## Exercise material
----------

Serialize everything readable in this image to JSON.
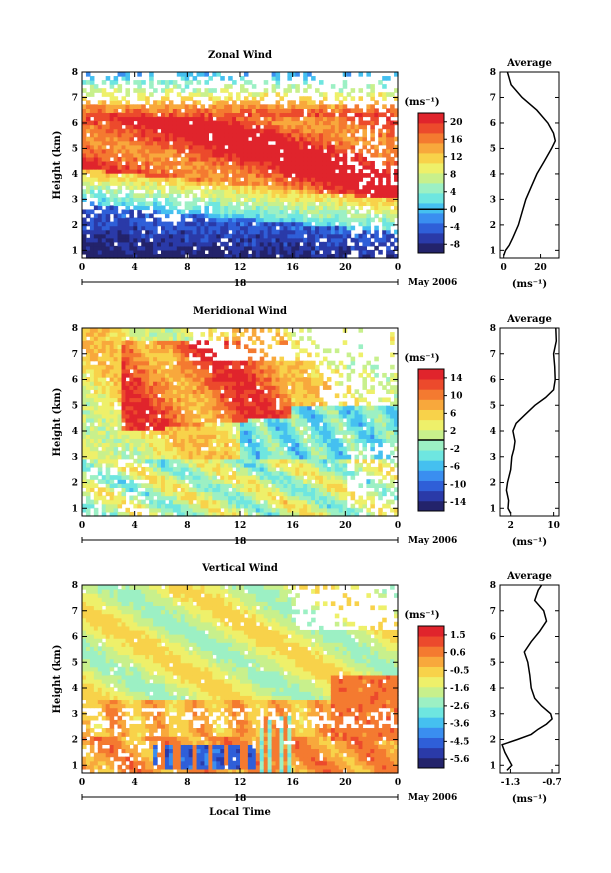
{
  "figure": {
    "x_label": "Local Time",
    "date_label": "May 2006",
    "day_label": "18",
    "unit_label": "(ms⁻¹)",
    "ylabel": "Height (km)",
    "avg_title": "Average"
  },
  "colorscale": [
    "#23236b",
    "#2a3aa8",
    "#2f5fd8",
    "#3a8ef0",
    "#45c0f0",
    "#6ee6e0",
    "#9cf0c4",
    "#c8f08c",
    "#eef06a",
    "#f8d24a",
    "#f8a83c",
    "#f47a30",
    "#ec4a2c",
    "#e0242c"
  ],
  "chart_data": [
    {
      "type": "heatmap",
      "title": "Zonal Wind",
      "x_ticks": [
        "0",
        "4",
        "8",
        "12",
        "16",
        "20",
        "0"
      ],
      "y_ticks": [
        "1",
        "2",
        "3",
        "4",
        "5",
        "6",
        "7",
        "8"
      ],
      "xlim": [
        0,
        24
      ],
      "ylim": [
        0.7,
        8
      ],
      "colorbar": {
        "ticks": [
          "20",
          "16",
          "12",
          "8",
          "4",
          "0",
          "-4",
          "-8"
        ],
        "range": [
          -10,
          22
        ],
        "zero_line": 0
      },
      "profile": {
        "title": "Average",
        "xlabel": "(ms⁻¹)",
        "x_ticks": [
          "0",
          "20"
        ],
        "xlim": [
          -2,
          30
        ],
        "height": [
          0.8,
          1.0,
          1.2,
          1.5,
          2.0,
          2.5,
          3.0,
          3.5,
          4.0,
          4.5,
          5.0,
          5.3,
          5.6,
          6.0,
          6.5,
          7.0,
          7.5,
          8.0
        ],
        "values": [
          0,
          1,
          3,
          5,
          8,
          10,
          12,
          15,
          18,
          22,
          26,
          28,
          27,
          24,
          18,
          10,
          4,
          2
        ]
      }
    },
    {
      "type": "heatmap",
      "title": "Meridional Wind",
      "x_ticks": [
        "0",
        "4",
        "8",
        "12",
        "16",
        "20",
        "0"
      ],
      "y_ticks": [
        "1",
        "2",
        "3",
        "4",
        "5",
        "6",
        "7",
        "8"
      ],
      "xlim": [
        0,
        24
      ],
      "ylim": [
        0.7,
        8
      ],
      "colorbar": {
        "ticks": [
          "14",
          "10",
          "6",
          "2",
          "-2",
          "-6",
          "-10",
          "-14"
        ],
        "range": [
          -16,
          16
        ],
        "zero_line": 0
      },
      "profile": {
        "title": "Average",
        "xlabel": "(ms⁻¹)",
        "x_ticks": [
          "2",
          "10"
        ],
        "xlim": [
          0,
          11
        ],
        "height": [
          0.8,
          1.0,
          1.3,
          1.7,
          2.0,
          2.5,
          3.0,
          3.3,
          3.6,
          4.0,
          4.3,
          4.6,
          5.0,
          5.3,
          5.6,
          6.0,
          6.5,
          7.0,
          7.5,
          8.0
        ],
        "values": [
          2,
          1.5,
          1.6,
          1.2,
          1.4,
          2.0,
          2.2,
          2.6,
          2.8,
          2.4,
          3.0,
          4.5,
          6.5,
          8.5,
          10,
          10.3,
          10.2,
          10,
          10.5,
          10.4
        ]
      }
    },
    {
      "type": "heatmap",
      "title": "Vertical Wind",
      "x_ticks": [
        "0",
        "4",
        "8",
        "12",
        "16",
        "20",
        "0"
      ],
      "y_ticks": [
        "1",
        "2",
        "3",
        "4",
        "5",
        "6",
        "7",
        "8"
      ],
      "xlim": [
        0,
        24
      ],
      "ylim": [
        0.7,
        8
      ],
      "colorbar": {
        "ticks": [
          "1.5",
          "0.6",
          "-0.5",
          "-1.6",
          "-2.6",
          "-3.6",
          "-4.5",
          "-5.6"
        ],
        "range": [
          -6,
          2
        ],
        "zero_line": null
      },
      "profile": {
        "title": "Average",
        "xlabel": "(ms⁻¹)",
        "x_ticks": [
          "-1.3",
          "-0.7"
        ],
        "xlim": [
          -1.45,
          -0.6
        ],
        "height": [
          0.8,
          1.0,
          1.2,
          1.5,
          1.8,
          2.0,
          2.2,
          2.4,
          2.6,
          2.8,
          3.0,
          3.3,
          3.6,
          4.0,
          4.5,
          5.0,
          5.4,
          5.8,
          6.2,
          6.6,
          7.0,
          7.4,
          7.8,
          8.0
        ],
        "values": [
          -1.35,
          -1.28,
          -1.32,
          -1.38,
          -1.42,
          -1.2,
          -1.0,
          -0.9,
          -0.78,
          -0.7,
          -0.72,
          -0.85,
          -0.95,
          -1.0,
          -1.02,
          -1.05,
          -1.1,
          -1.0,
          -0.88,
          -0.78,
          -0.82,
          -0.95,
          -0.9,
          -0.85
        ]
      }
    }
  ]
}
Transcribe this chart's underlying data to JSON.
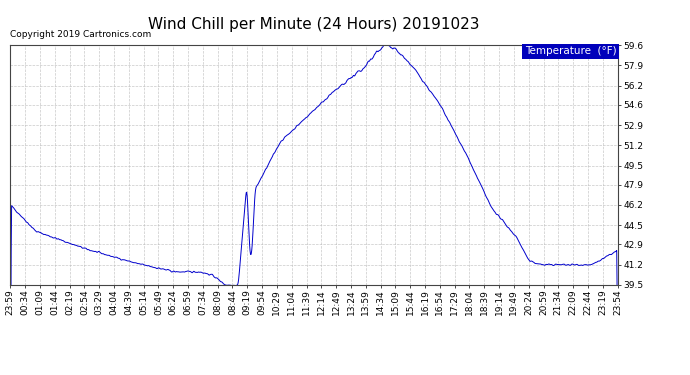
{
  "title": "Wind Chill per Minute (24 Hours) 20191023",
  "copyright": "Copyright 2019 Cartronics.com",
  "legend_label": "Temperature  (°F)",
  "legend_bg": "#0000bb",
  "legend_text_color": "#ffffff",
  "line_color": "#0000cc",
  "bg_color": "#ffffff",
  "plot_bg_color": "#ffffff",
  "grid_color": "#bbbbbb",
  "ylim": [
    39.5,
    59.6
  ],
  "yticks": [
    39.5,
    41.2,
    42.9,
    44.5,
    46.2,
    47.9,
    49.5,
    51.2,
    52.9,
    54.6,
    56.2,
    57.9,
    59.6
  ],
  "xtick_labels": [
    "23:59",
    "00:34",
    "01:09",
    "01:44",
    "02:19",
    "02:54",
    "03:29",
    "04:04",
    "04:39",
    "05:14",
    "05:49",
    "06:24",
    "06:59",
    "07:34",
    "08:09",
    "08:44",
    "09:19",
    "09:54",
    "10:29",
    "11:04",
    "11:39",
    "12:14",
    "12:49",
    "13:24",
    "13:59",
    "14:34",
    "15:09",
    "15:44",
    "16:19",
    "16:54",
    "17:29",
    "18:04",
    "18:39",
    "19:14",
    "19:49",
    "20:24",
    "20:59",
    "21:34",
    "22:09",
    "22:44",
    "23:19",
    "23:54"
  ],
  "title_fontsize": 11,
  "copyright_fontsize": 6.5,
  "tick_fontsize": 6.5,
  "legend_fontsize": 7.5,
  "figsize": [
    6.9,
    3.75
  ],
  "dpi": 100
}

----------

## What the task asks
Using the material above, gather every line that includes "JSON".

## Answer to this exercise
Serialize everything readable in this image to JSON.
Transcribe this chart's underlying data to JSON.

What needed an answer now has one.